**Exercise objective**
Below are some records; give them all again exactly, but not the pictures.

+ + + + + + +

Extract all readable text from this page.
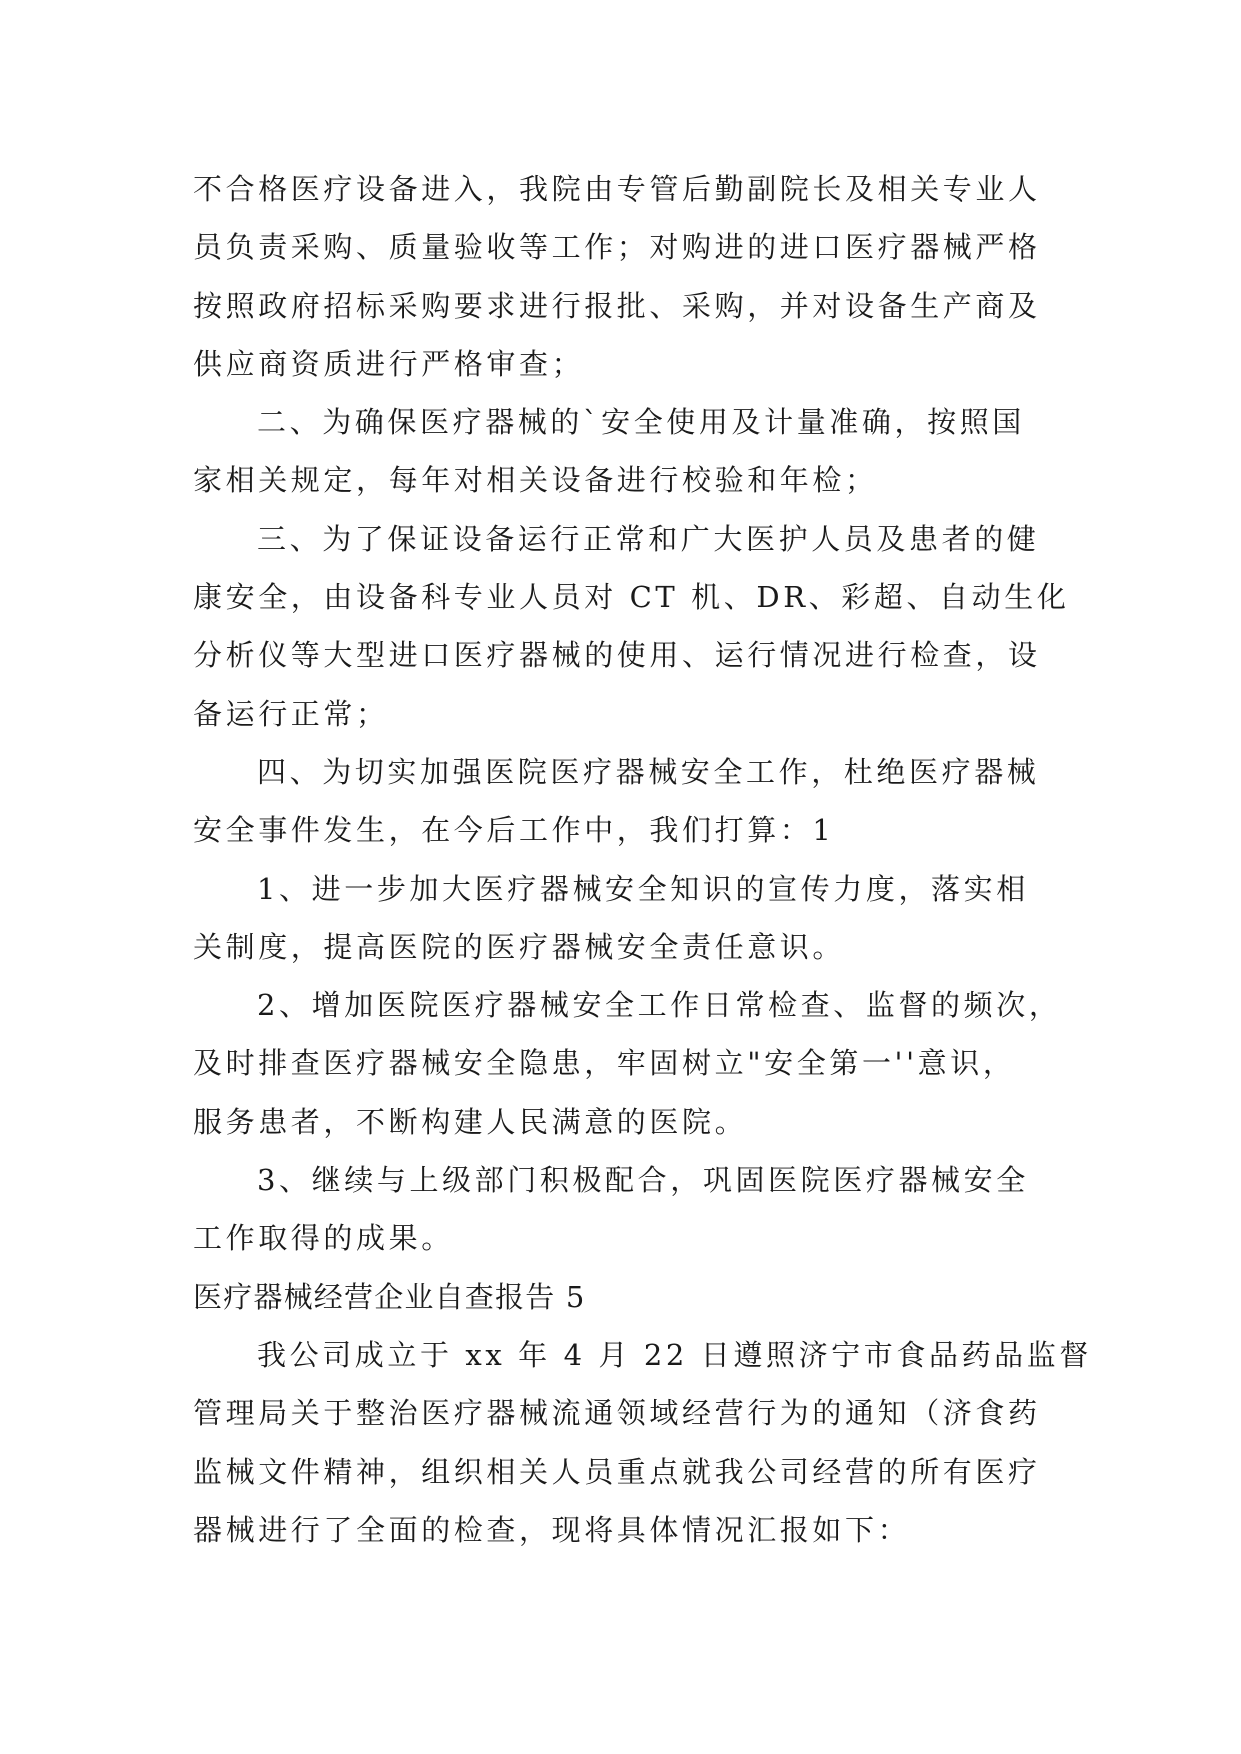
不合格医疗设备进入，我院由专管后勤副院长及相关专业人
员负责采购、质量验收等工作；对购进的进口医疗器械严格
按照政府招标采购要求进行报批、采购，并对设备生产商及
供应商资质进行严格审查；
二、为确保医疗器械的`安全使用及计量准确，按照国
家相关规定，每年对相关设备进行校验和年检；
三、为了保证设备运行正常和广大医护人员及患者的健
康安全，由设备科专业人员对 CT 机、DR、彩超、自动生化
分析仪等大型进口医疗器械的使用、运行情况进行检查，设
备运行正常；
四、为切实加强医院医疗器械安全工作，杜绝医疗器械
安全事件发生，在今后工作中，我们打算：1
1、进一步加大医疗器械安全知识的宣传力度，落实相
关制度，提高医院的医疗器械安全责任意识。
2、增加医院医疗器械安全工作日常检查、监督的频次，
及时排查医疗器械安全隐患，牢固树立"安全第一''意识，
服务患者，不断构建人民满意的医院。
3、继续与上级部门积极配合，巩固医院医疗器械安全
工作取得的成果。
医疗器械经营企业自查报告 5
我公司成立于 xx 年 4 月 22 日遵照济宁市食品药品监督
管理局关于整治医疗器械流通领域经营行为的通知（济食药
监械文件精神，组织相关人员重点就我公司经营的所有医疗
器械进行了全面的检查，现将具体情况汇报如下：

+ + + + + + +

**The output**
Extract all readable text from this page.
不合格医疗设备进入，我院由专管后勤副院长及相关专业人
员负责采购、质量验收等工作；对购进的进口医疗器械严格
按照政府招标采购要求进行报批、采购，并对设备生产商及
供应商资质进行严格审查；
二、为确保医疗器械的`安全使用及计量准确，按照国
家相关规定，每年对相关设备进行校验和年检；
三、为了保证设备运行正常和广大医护人员及患者的健
康安全，由设备科专业人员对 CT 机、DR、彩超、自动生化
分析仪等大型进口医疗器械的使用、运行情况进行检查，设
备运行正常；
四、为切实加强医院医疗器械安全工作，杜绝医疗器械
安全事件发生，在今后工作中，我们打算：1
1、进一步加大医疗器械安全知识的宣传力度，落实相
关制度，提高医院的医疗器械安全责任意识。
2、增加医院医疗器械安全工作日常检查、监督的频次，
及时排查医疗器械安全隐患，牢固树立"安全第一''意识，
服务患者，不断构建人民满意的医院。
3、继续与上级部门积极配合，巩固医院医疗器械安全
工作取得的成果。
医疗器械经营企业自查报告 5
我公司成立于 xx 年 4 月 22 日遵照济宁市食品药品监督
管理局关于整治医疗器械流通领域经营行为的通知（济食药
监械文件精神，组织相关人员重点就我公司经营的所有医疗
器械进行了全面的检查，现将具体情况汇报如下：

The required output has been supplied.